*EXERCISE DESCRIPTION*: List all lines in the material below that contain "κολοσσὸν".

*PROVIDED RECORDS*:
* begin *
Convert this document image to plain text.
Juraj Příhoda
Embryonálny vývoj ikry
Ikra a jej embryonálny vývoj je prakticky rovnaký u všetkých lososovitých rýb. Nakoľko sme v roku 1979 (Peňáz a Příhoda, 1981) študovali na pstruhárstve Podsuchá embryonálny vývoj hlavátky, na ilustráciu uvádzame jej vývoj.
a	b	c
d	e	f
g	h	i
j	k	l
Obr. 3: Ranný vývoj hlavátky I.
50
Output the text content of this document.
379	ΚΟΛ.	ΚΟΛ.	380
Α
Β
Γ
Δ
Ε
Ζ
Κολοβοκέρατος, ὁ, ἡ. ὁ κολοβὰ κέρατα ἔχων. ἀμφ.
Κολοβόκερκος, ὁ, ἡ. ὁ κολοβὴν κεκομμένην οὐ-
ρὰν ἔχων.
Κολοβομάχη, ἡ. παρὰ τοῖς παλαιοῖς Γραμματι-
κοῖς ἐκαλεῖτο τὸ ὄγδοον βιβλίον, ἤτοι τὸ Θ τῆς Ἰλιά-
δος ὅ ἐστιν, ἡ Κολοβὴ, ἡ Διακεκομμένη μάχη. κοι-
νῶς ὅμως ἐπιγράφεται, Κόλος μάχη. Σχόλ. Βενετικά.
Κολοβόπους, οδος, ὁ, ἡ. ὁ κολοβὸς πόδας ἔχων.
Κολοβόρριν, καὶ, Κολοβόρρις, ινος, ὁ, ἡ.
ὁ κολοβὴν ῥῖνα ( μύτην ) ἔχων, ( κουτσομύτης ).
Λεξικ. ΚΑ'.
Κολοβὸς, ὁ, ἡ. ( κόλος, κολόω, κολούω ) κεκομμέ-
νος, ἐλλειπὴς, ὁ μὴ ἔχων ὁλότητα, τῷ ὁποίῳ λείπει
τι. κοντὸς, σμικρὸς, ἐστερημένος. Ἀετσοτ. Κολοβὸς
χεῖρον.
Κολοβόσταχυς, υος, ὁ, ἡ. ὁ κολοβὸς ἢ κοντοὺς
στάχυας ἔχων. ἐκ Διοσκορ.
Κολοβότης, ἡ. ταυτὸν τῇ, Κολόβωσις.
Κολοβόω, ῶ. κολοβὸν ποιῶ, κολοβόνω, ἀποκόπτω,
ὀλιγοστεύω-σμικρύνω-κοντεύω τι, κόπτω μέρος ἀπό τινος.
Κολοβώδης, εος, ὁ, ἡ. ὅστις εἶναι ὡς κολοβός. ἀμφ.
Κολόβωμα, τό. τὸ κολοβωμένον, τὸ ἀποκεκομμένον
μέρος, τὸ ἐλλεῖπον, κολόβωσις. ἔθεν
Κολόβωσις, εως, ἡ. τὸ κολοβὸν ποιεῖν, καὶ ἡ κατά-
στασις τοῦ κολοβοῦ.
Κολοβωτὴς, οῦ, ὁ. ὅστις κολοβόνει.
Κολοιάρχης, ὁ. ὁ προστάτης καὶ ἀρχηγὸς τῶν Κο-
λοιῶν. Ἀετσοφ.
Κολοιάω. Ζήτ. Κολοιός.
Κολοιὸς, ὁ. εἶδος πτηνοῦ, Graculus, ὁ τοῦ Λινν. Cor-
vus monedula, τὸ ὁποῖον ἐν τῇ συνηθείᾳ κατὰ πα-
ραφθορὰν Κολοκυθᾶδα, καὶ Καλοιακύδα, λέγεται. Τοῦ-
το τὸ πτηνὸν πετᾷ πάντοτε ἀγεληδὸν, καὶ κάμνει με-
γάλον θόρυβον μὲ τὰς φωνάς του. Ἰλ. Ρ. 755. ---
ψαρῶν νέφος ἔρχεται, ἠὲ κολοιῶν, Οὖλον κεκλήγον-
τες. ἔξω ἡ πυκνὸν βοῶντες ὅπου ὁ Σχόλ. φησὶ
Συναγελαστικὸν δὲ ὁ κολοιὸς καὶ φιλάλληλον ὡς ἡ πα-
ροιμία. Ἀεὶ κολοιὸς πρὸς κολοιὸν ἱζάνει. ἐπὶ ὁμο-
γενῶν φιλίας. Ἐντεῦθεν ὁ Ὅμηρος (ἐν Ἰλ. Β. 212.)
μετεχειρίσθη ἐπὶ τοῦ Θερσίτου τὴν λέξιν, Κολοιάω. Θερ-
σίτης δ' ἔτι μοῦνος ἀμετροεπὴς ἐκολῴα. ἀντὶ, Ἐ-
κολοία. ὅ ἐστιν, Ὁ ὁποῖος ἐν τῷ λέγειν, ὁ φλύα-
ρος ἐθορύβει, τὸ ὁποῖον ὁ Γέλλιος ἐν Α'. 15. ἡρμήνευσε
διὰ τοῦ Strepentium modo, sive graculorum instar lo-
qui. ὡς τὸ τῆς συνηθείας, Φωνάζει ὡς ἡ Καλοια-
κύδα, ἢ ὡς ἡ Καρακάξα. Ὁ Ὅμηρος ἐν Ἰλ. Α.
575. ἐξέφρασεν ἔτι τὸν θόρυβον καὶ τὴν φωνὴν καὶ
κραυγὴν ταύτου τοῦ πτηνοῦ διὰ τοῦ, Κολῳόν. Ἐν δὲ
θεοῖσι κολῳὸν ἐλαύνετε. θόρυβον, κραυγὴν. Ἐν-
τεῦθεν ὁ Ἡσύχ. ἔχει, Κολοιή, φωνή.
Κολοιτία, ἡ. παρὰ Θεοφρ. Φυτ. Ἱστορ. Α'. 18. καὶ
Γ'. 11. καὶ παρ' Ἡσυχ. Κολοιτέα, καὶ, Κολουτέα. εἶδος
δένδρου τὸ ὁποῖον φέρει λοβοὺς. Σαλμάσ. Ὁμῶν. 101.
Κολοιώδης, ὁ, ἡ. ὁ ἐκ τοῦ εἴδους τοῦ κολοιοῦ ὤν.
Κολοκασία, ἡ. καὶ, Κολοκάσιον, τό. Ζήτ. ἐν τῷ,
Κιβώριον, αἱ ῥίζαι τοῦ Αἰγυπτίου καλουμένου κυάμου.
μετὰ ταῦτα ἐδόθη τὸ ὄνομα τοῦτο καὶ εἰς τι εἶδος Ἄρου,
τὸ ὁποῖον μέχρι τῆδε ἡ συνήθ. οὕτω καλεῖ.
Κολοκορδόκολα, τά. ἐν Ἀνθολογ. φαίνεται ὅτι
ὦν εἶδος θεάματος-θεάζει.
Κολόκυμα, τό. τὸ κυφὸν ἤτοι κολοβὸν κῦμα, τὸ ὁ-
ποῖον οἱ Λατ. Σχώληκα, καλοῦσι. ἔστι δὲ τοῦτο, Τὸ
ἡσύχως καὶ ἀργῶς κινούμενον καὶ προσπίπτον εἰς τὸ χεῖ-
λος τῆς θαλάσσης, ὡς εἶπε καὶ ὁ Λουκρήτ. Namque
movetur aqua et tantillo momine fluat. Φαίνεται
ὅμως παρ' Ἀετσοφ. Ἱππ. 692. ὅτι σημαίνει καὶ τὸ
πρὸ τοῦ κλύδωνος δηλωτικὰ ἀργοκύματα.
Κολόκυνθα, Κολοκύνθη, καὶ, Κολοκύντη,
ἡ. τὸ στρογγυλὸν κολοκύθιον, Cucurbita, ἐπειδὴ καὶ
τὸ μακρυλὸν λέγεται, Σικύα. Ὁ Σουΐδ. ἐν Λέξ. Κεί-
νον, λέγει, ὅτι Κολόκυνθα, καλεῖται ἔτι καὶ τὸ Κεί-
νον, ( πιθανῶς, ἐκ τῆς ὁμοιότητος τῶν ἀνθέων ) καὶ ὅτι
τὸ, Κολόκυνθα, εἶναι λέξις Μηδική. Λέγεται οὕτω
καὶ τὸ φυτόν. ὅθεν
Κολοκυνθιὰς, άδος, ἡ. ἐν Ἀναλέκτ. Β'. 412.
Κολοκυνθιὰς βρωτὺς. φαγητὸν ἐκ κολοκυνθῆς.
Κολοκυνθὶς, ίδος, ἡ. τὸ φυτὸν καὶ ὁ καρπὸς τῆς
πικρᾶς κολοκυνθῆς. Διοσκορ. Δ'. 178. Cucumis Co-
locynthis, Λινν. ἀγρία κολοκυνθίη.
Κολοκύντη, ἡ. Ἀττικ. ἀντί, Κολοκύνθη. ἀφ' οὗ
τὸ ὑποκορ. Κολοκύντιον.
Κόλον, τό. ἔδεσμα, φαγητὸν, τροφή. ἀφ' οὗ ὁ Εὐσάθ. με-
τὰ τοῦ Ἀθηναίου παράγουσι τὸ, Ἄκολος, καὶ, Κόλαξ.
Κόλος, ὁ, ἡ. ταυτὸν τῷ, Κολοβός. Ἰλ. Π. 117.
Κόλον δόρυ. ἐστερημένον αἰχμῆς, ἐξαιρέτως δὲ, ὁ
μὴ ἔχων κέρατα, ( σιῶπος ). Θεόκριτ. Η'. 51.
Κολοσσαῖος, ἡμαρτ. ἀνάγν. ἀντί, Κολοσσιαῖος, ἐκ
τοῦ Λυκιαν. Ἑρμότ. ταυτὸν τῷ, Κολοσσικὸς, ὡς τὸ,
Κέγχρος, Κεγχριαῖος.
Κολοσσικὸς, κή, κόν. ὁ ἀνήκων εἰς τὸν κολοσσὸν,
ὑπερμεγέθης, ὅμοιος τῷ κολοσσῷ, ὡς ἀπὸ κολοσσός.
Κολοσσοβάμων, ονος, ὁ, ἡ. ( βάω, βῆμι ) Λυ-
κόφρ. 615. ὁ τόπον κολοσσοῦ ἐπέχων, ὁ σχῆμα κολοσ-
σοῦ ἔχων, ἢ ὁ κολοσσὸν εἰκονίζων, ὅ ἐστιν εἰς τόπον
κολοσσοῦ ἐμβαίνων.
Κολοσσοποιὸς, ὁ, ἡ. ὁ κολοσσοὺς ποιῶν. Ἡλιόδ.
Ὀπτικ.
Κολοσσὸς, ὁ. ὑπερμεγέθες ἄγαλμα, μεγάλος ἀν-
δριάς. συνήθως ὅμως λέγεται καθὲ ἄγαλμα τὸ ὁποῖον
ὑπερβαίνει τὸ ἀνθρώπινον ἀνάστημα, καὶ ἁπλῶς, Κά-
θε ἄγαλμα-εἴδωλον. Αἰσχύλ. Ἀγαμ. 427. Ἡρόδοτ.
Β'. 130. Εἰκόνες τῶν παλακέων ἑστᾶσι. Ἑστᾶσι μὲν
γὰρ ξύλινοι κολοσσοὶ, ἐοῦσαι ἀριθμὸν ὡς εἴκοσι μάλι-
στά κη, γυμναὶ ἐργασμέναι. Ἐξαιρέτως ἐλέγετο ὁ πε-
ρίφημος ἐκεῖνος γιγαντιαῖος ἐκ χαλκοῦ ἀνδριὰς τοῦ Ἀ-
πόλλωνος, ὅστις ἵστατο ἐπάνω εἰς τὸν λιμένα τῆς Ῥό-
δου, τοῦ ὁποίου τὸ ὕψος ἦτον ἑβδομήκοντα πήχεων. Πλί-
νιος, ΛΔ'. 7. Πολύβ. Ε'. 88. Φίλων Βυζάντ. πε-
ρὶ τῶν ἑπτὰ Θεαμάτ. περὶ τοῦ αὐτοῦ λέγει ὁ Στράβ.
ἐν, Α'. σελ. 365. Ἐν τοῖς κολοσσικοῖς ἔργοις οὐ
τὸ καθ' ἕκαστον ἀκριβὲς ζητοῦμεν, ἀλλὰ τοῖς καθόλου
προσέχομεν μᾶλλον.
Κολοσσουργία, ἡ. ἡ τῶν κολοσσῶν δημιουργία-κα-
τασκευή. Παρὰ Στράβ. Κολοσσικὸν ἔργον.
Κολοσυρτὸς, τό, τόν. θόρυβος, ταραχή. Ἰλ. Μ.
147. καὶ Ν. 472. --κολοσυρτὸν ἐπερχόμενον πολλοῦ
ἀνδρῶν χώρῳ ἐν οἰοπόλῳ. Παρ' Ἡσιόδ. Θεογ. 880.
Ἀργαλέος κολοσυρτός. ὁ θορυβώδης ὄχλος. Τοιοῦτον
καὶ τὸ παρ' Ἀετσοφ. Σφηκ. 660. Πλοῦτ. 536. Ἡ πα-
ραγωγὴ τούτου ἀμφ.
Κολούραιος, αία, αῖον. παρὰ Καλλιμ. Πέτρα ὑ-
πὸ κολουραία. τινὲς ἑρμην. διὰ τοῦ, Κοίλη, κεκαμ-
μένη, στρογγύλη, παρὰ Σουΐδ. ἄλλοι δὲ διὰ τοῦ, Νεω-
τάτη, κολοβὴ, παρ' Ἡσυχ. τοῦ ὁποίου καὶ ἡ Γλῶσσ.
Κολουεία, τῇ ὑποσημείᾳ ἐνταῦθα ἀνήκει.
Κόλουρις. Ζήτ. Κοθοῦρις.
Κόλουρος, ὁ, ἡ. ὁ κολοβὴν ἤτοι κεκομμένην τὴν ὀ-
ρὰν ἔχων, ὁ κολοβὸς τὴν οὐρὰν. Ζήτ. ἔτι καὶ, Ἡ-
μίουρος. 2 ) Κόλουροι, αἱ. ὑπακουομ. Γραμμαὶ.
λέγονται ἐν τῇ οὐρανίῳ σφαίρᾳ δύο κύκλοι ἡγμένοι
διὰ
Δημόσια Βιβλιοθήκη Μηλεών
* end *
*ANSWER*:
Κολοσσικὸς, κή, κόν. ὁ ἀνήκων εἰς τὸν κολοσσὸν,
σοῦ ἔχων, ἢ ὁ κολοσσὸν εἰκονίζων, ὅ ἐστιν εἰς τόπον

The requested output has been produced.